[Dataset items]
----------
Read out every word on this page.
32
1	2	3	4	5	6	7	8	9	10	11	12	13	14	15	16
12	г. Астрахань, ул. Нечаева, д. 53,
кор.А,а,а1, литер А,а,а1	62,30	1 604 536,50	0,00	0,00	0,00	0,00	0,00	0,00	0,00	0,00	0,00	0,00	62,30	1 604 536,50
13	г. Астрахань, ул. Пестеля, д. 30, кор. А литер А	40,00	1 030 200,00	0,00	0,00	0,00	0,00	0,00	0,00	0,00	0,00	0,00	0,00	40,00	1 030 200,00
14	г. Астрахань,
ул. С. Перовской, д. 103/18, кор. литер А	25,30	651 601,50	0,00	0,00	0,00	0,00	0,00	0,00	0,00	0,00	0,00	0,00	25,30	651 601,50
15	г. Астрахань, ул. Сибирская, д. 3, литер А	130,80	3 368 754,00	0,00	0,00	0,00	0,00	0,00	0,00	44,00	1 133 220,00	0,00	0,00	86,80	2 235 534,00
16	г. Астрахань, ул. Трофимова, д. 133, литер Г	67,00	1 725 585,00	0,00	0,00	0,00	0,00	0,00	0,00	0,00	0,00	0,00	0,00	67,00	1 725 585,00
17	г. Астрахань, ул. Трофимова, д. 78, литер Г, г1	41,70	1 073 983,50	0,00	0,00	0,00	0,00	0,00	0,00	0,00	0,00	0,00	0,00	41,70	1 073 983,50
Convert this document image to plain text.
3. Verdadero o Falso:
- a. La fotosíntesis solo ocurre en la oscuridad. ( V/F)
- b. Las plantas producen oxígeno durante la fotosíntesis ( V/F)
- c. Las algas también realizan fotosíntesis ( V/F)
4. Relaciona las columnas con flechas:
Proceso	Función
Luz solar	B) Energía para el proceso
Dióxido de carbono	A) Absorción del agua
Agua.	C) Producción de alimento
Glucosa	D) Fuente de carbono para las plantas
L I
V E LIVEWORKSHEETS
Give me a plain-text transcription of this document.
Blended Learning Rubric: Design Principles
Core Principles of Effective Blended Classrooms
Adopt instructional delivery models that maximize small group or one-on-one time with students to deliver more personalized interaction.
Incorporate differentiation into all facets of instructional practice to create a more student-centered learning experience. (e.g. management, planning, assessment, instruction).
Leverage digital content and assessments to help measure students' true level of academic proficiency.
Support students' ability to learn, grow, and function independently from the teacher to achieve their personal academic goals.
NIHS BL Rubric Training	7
----------
» Given instruction
Point out every line holding the string "plantas" and copy it.

» Result of the exercise
- b. Las plantas producen oxígeno durante la fotosíntesis ( V/F)
Glucosa	D) Fuente de carbono para las plantas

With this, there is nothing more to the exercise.